## Text excerpt:
--

The size of the Amazon rainforest has been shrinking – and not just because of traditional deforestation.

Fires that creep slowly and low in the forest understory burned nearly 3 percent of the world’s largest tropical rainforest in a little more than a decade, scientists at NASA say.

Because they are hard to measure from space, “we've never known the regional extent or frequency of these understory fires," said Doug Morton of NASA's Goddard Space Flight Center in Greenbelt, Md., the lead author of a study publicized by the space agency Friday.

The study estimated that between 1999 and 2010, understory forest fires burned more than 33,000 square miles (85,500 square kilometers), or 2.8 percent of the forest.

The fires are typically caused by human activities such as cooking, cigarettes, or agricultural waste burning.

But they’re not directly related to deforestation activity, which can include fires that Mr. Morton describes as “massive, towering infernos.” Rather, an important indicator of risk for understory fires is dryness.

Frequent understory fire activity coincides with low nighttime humidity, the NASA research found.

By contrast, in some of the peak years for forest-clearing activity (2003 and 2004), adjacent forests had low rates of understory fires.

In understory fires, flames generally reach only a few feet high. They often burn for weeks at a time, spreading a few feet per minute.

--

## Extracted material:

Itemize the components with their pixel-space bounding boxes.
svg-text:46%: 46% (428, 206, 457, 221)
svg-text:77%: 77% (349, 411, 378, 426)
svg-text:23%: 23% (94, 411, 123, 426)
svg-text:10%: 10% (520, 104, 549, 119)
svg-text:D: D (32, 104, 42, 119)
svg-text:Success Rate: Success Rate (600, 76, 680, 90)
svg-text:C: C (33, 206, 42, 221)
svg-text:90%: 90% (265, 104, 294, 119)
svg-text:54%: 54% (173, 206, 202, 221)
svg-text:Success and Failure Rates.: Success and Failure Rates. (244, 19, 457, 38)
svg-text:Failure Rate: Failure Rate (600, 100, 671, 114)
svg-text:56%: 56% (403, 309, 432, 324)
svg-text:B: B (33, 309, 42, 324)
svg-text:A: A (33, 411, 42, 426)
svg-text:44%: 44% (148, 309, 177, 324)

--

## Set exercise 1:
According to the Amazon understory fires text, how much area did understory fires burn between 1999 and 2010?
## Set exercise 2:
Copy the part of the Amazon understory fires text starting with "Fires that creep" and going on through "of the forest.".
## Set exercise 3:
Carry on the text about Amazon understory fires from the point where it stops.

## Final answer 1:
More than 33,000 square miles (85,500 square kilometers), or 2.8 percent of the forest.

## Final answer 2:
Fires that creep slowly and low in the forest understory burned nearly 3 percent of the world’s largest tropical rainforest in a little more than a decade, scientists at NASA say.

Because they are hard to measure from space, “we've never known the regional extent or frequency of these understory fires," said Doug Morton of NASA's Goddard Space Flight Center in Greenbelt, Md., the lead author of a study publicized by the space agency Friday.

The study estimated that between 1999 and 2010, understory forest fires burned more than 33,000 square miles (85,500 square kilometers), or 2.8 percent of the forest.

## Final answer 3:
To gauge the scale of understory fire activity, Morton and colleagues used observations from early in the dry season, from June to August, collected by MODIS – the Moderate Resolution Imaging Spectroradiometer instrument on NASA's Terra satellite.

The researchers tracked the timing of damage and recovery in various disturbed areas. Areas of deforestation lack signs of recovery for at least two years. But degradation from understory fires is visible in the year after the burn, then dissipates quickly as the forest regrows.

Separately, NASA and academic researchers on Friday released predictions that the 2013 fire season will be “considerably higher” than in 2011 and 2012 in many parts of the Amazon.

The scope of the understory fires doesn’t make deforestation less important, but it suggests that such fires “are important source of [carbon] emissions that we need to consider," Morton said.